Given exercise | Quote the records that follow in full and exactly; leave out the pictures.

----- Data

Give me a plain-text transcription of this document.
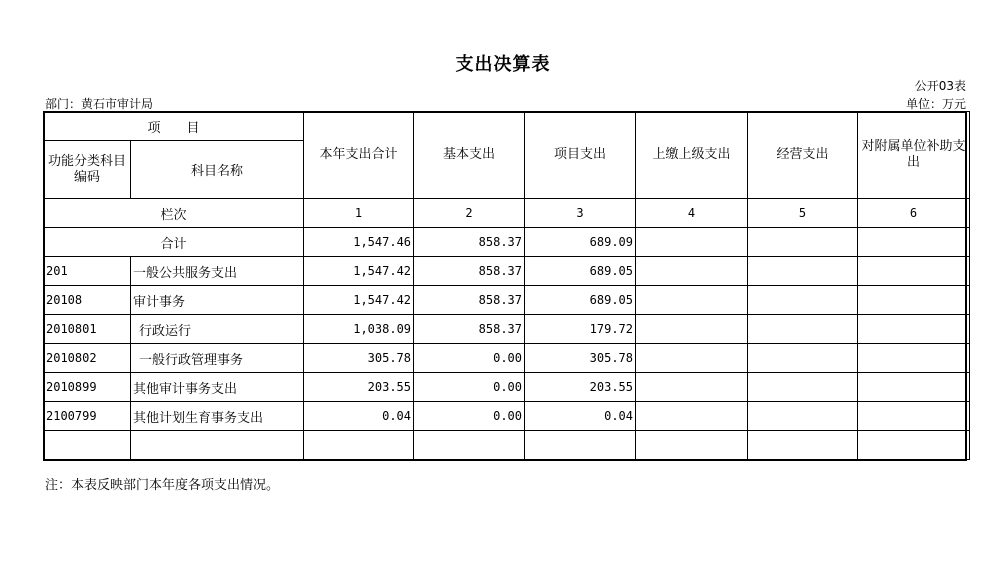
支出决算表
公开03表
部门：黄石市审计局	单位：万元
项　　目		本年支出合计	基本支出	项目支出	上缴上级支出	经营支出	对附属单位补助支出
功能分类科目编码	科目名称						
栏次		1	2	3	4	5	6
合计		1,547.46	858.37	689.09			
201	一般公共服务支出	1,547.42	858.37	689.05			
20108	审计事务	1,547.42	858.37	689.05			
2010801	行政运行	1,038.09	858.37	179.72			
2010802	一般行政管理事务	305.78	0.00	305.78			
2010899	其他审计事务支出	203.55	0.00	203.55			
2100799	其他计划生育事务支出	0.04	0.00	0.04			

注：本表反映部门本年度各项支出情况。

----------

Complete response |
Give me a plain-text transcription of this document.
支出决算表
公开03表
部门：黄石市审计局	单位：万元
项　　目		本年支出合计	基本支出	项目支出	上缴上级支出	经营支出	对附属单位补助支出
功能分类科目编码	科目名称						
栏次		1	2	3	4	5	6
合计		1,547.46	858.37	689.09			
201	一般公共服务支出	1,547.42	858.37	689.05			
20108	审计事务	1,547.42	858.37	689.05			
2010801	行政运行	1,038.09	858.37	179.72			
2010802	一般行政管理事务	305.78	0.00	305.78			
2010899	其他审计事务支出	203.55	0.00	203.55			
2100799	其他计划生育事务支出	0.04	0.00	0.04			

注：本表反映部门本年度各项支出情况。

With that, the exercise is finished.